■ Entries supplied:

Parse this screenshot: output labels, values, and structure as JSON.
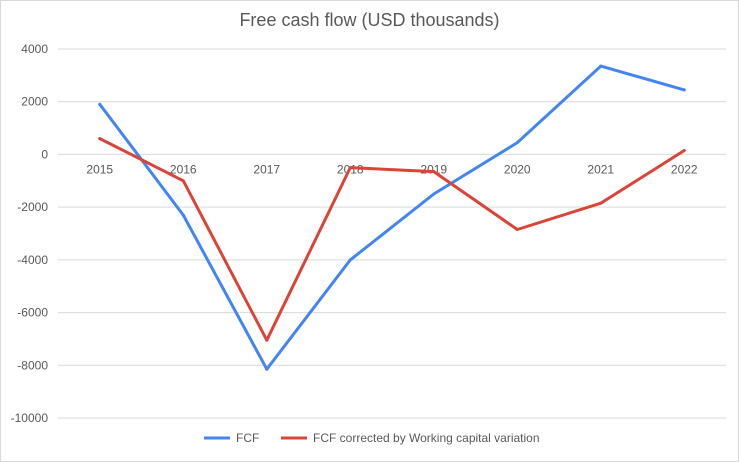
{
  "chart_data": {
    "type": "line",
    "title": "Free cash flow (USD thousands)",
    "xlabel": "",
    "ylabel": "",
    "categories": [
      "2015",
      "2016",
      "2017",
      "2018",
      "2019",
      "2020",
      "2021",
      "2022"
    ],
    "ylim": [
      -10000,
      4000
    ],
    "yticks": [
      "4000",
      "2000",
      "0",
      "-2000",
      "-4000",
      "-6000",
      "-8000",
      "-10000"
    ],
    "grid": true,
    "legend_position": "bottom",
    "series": [
      {
        "name": "FCF",
        "color": "#4285f4",
        "values": [
          1900,
          -2300,
          -8150,
          -4000,
          -1500,
          450,
          3350,
          2450
        ]
      },
      {
        "name": "FCF corrected by Working capital variation",
        "color": "#db4437",
        "values": [
          600,
          -1000,
          -7050,
          -500,
          -650,
          -2850,
          -1850,
          150
        ]
      }
    ]
  }
}
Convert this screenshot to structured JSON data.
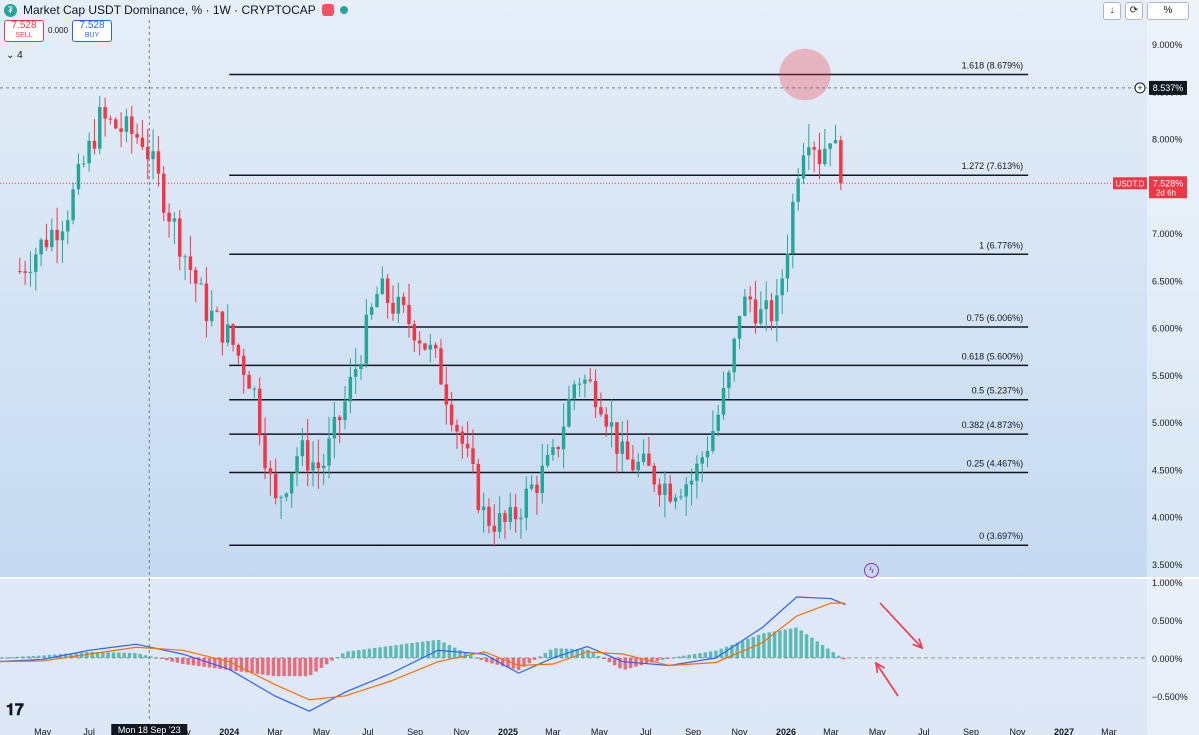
{
  "header": {
    "title": "Market Cap USDT Dominance, % · 1W · CRYPTOCAP",
    "logo_icon": "tether-icon"
  },
  "trade": {
    "sell_price": "7.528",
    "sell_label": "SELL",
    "spread": "0.000",
    "buy_price": "7.528",
    "buy_label": "BUY"
  },
  "indicators": {
    "count": "4"
  },
  "toolbar": {
    "download": "↓",
    "refresh": "⟳",
    "percent": "%"
  },
  "labels": {
    "crosshair_value": "8.537%",
    "last_symbol": "USDT.D",
    "last_value": "7.528%",
    "last_countdown": "2d 6h",
    "crosshair_date": "Mon 18 Sep '23"
  },
  "colors": {
    "up": "#26a69a",
    "down": "#f23645",
    "background": "#cfe0f5",
    "macd": "#2962ff",
    "signal": "#ff6d00",
    "highlight": "#f23645"
  },
  "chart_data": [
    {
      "type": "candlestick",
      "title": "Market Cap USDT Dominance, % · 1W · CRYPTOCAP",
      "timeframe": "1W",
      "y_axis": {
        "unit": "%",
        "ticks": [
          "3.500%",
          "4.000%",
          "4.500%",
          "5.000%",
          "5.500%",
          "6.000%",
          "6.500%",
          "7.000%",
          "7.500%",
          "8.000%",
          "8.500%",
          "9.000%"
        ],
        "ylim": [
          3.35,
          9.15
        ]
      },
      "x_axis": {
        "ticks": [
          "May",
          "Jul",
          "Sep",
          "Nov",
          "2024",
          "Mar",
          "May",
          "Jul",
          "Sep",
          "Nov",
          "2025",
          "Mar",
          "May",
          "Jul",
          "Sep",
          "Nov",
          "2026",
          "Mar",
          "May",
          "Jul",
          "Sep",
          "Nov",
          "2027",
          "Mar"
        ]
      },
      "close_path": {
        "dates": [
          "2023-04-01",
          "2023-06-01",
          "2023-07-15",
          "2023-09-10",
          "2023-10-15",
          "2023-12-01",
          "2024-01-01",
          "2024-02-01",
          "2024-03-01",
          "2024-04-01",
          "2024-05-01",
          "2024-06-01",
          "2024-07-15",
          "2024-09-01",
          "2024-10-01",
          "2024-11-01",
          "2024-12-01",
          "2025-01-01",
          "2025-02-01",
          "2025-03-01",
          "2025-04-01",
          "2025-05-01",
          "2025-06-01",
          "2025-07-01",
          "2025-08-01",
          "2025-09-01",
          "2025-10-01",
          "2025-10-20",
          "2025-11-01",
          "2025-11-15",
          "2025-12-01",
          "2025-12-20",
          "2026-01-05",
          "2026-01-20",
          "2026-02-01",
          "2026-02-15",
          "2026-03-01",
          "2026-03-15"
        ],
        "values": [
          6.6,
          7.2,
          8.2,
          8.0,
          7.2,
          6.2,
          5.9,
          5.4,
          4.1,
          4.7,
          4.5,
          5.2,
          6.4,
          6.0,
          5.6,
          4.8,
          4.0,
          3.9,
          4.3,
          4.6,
          5.5,
          5.3,
          4.6,
          4.5,
          4.3,
          4.4,
          5.0,
          5.5,
          6.2,
          6.3,
          6.1,
          6.2,
          7.0,
          7.9,
          8.1,
          7.8,
          8.1,
          7.528
        ]
      },
      "last_value": 7.528
    },
    {
      "type": "line",
      "name": "Fibonacci retracement",
      "levels": [
        {
          "label": "1.618 (8.679%)",
          "value": 8.679
        },
        {
          "label": "1.272 (7.613%)",
          "value": 7.613
        },
        {
          "label": "1 (6.776%)",
          "value": 6.776
        },
        {
          "label": "0.75 (6.006%)",
          "value": 6.006
        },
        {
          "label": "0.618 (5.600%)",
          "value": 5.6
        },
        {
          "label": "0.5 (5.237%)",
          "value": 5.237
        },
        {
          "label": "0.382 (4.873%)",
          "value": 4.873
        },
        {
          "label": "0.25 (4.467%)",
          "value": 4.467
        },
        {
          "label": "0 (3.697%)",
          "value": 3.697
        }
      ],
      "start_date": "2024-01-01",
      "end_date": "2026-11-15"
    },
    {
      "type": "line",
      "name": "MACD",
      "y_axis": {
        "ticks": [
          "1.000%",
          "0.500%",
          "0.000%",
          "−0.500%"
        ],
        "ylim": [
          -0.75,
          1.05
        ]
      },
      "series": [
        {
          "name": "MACD",
          "dates": [
            "2023-03-01",
            "2023-05-01",
            "2023-07-01",
            "2023-09-01",
            "2023-11-01",
            "2024-01-01",
            "2024-03-01",
            "2024-04-15",
            "2024-06-01",
            "2024-08-01",
            "2024-10-01",
            "2024-12-01",
            "2025-01-15",
            "2025-03-01",
            "2025-04-15",
            "2025-06-01",
            "2025-08-01",
            "2025-10-01",
            "2025-12-01",
            "2026-01-15",
            "2026-03-01",
            "2026-03-20"
          ],
          "values": [
            -0.05,
            -0.02,
            0.1,
            0.18,
            0.05,
            -0.15,
            -0.5,
            -0.7,
            -0.45,
            -0.2,
            0.1,
            0.05,
            -0.2,
            0.0,
            0.15,
            -0.05,
            -0.1,
            0.0,
            0.4,
            0.8,
            0.78,
            0.7
          ]
        },
        {
          "name": "Signal",
          "dates": [
            "2023-03-01",
            "2023-05-01",
            "2023-07-01",
            "2023-09-01",
            "2023-11-01",
            "2024-01-01",
            "2024-03-01",
            "2024-04-15",
            "2024-06-01",
            "2024-08-01",
            "2024-10-01",
            "2024-12-01",
            "2025-01-15",
            "2025-03-01",
            "2025-04-15",
            "2025-06-01",
            "2025-08-01",
            "2025-10-01",
            "2025-12-01",
            "2026-01-15",
            "2026-03-01",
            "2026-03-20"
          ],
          "values": [
            -0.05,
            -0.04,
            0.05,
            0.14,
            0.1,
            -0.05,
            -0.35,
            -0.55,
            -0.5,
            -0.3,
            -0.05,
            0.08,
            -0.1,
            -0.08,
            0.08,
            0.05,
            -0.1,
            -0.06,
            0.2,
            0.55,
            0.72,
            0.72
          ]
        }
      ]
    }
  ]
}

■ Set problem: Retype the records exactly. Any image in them should not appear in what you write.

■ Correct result:
Parse this screenshot: output labels, values, and structure as JSON.
{
  "chart_data": {
    "type": "line",
    "title": "Free cash flow (USD thousands)",
    "xlabel": "",
    "ylabel": "",
    "categories": [
      "2015",
      "2016",
      "2017",
      "2018",
      "2019",
      "2020",
      "2021",
      "2022"
    ],
    "ylim": [
      -10000,
      4000
    ],
    "yticks": [
      "4000",
      "2000",
      "0",
      "-2000",
      "-4000",
      "-6000",
      "-8000",
      "-10000"
    ],
    "grid": true,
    "legend_position": "bottom",
    "series": [
      {
        "name": "FCF",
        "color": "#4285f4",
        "values": [
          1900,
          -2300,
          -8150,
          -4000,
          -1500,
          450,
          3350,
          2450
        ]
      },
      {
        "name": "FCF corrected by Working capital variation",
        "color": "#db4437",
        "values": [
          600,
          -1000,
          -7050,
          -500,
          -650,
          -2850,
          -1850,
          150
        ]
      }
    ]
  }
}
Convert this screenshot to structured JSON data.
{
  "header": {
    "title": "Market Cap USDT Dominance, % · 1W · CRYPTOCAP",
    "logo_icon": "tether-icon"
  },
  "trade": {
    "sell_price": "7.528",
    "sell_label": "SELL",
    "spread": "0.000",
    "buy_price": "7.528",
    "buy_label": "BUY"
  },
  "indicators": {
    "count": "4"
  },
  "toolbar": {
    "download": "↓",
    "refresh": "⟳",
    "percent": "%"
  },
  "labels": {
    "crosshair_value": "8.537%",
    "last_symbol": "USDT.D",
    "last_value": "7.528%",
    "last_countdown": "2d 6h",
    "crosshair_date": "Mon 18 Sep '23"
  },
  "colors": {
    "up": "#26a69a",
    "down": "#f23645",
    "background": "#cfe0f5",
    "macd": "#2962ff",
    "signal": "#ff6d00",
    "highlight": "#f23645"
  },
  "chart_data": [
    {
      "type": "candlestick",
      "title": "Market Cap USDT Dominance, % · 1W · CRYPTOCAP",
      "timeframe": "1W",
      "y_axis": {
        "unit": "%",
        "ticks": [
          "3.500%",
          "4.000%",
          "4.500%",
          "5.000%",
          "5.500%",
          "6.000%",
          "6.500%",
          "7.000%",
          "7.500%",
          "8.000%",
          "8.500%",
          "9.000%"
        ],
        "ylim": [
          3.35,
          9.15
        ]
      },
      "x_axis": {
        "ticks": [
          "May",
          "Jul",
          "Sep",
          "Nov",
          "2024",
          "Mar",
          "May",
          "Jul",
          "Sep",
          "Nov",
          "2025",
          "Mar",
          "May",
          "Jul",
          "Sep",
          "Nov",
          "2026",
          "Mar",
          "May",
          "Jul",
          "Sep",
          "Nov",
          "2027",
          "Mar"
        ]
      },
      "close_path": {
        "dates": [
          "2023-04-01",
          "2023-06-01",
          "2023-07-15",
          "2023-09-10",
          "2023-10-15",
          "2023-12-01",
          "2024-01-01",
          "2024-02-01",
          "2024-03-01",
          "2024-04-01",
          "2024-05-01",
          "2024-06-01",
          "2024-07-15",
          "2024-09-01",
          "2024-10-01",
          "2024-11-01",
          "2024-12-01",
          "2025-01-01",
          "2025-02-01",
          "2025-03-01",
          "2025-04-01",
          "2025-05-01",
          "2025-06-01",
          "2025-07-01",
          "2025-08-01",
          "2025-09-01",
          "2025-10-01",
          "2025-10-20",
          "2025-11-01",
          "2025-11-15",
          "2025-12-01",
          "2025-12-20",
          "2026-01-05",
          "2026-01-20",
          "2026-02-01",
          "2026-02-15",
          "2026-03-01",
          "2026-03-15"
        ],
        "values": [
          6.6,
          7.2,
          8.2,
          8.0,
          7.2,
          6.2,
          5.9,
          5.4,
          4.1,
          4.7,
          4.5,
          5.2,
          6.4,
          6.0,
          5.6,
          4.8,
          4.0,
          3.9,
          4.3,
          4.6,
          5.5,
          5.3,
          4.6,
          4.5,
          4.3,
          4.4,
          5.0,
          5.5,
          6.2,
          6.3,
          6.1,
          6.2,
          7.0,
          7.9,
          8.1,
          7.8,
          8.1,
          7.528
        ]
      },
      "last_value": 7.528
    },
    {
      "type": "line",
      "name": "Fibonacci retracement",
      "levels": [
        {
          "label": "1.618 (8.679%)",
          "value": 8.679
        },
        {
          "label": "1.272 (7.613%)",
          "value": 7.613
        },
        {
          "label": "1 (6.776%)",
          "value": 6.776
        },
        {
          "label": "0.75 (6.006%)",
          "value": 6.006
        },
        {
          "label": "0.618 (5.600%)",
          "value": 5.6
        },
        {
          "label": "0.5 (5.237%)",
          "value": 5.237
        },
        {
          "label": "0.382 (4.873%)",
          "value": 4.873
        },
        {
          "label": "0.25 (4.467%)",
          "value": 4.467
        },
        {
          "label": "0 (3.697%)",
          "value": 3.697
        }
      ],
      "start_date": "2024-01-01",
      "end_date": "2026-11-15"
    },
    {
      "type": "line",
      "name": "MACD",
      "y_axis": {
        "ticks": [
          "1.000%",
          "0.500%",
          "0.000%",
          "−0.500%"
        ],
        "ylim": [
          -0.75,
          1.05
        ]
      },
      "series": [
        {
          "name": "MACD",
          "dates": [
            "2023-03-01",
            "2023-05-01",
            "2023-07-01",
            "2023-09-01",
            "2023-11-01",
            "2024-01-01",
            "2024-03-01",
            "2024-04-15",
            "2024-06-01",
            "2024-08-01",
            "2024-10-01",
            "2024-12-01",
            "2025-01-15",
            "2025-03-01",
            "2025-04-15",
            "2025-06-01",
            "2025-08-01",
            "2025-10-01",
            "2025-12-01",
            "2026-01-15",
            "2026-03-01",
            "2026-03-20"
          ],
          "values": [
            -0.05,
            -0.02,
            0.1,
            0.18,
            0.05,
            -0.15,
            -0.5,
            -0.7,
            -0.45,
            -0.2,
            0.1,
            0.05,
            -0.2,
            0.0,
            0.15,
            -0.05,
            -0.1,
            0.0,
            0.4,
            0.8,
            0.78,
            0.7
          ]
        },
        {
          "name": "Signal",
          "dates": [
            "2023-03-01",
            "2023-05-01",
            "2023-07-01",
            "2023-09-01",
            "2023-11-01",
            "2024-01-01",
            "2024-03-01",
            "2024-04-15",
            "2024-06-01",
            "2024-08-01",
            "2024-10-01",
            "2024-12-01",
            "2025-01-15",
            "2025-03-01",
            "2025-04-15",
            "2025-06-01",
            "2025-08-01",
            "2025-10-01",
            "2025-12-01",
            "2026-01-15",
            "2026-03-01",
            "2026-03-20"
          ],
          "values": [
            -0.05,
            -0.04,
            0.05,
            0.14,
            0.1,
            -0.05,
            -0.35,
            -0.55,
            -0.5,
            -0.3,
            -0.05,
            0.08,
            -0.1,
            -0.08,
            0.08,
            0.05,
            -0.1,
            -0.06,
            0.2,
            0.55,
            0.72,
            0.72
          ]
        }
      ]
    }
  ]
}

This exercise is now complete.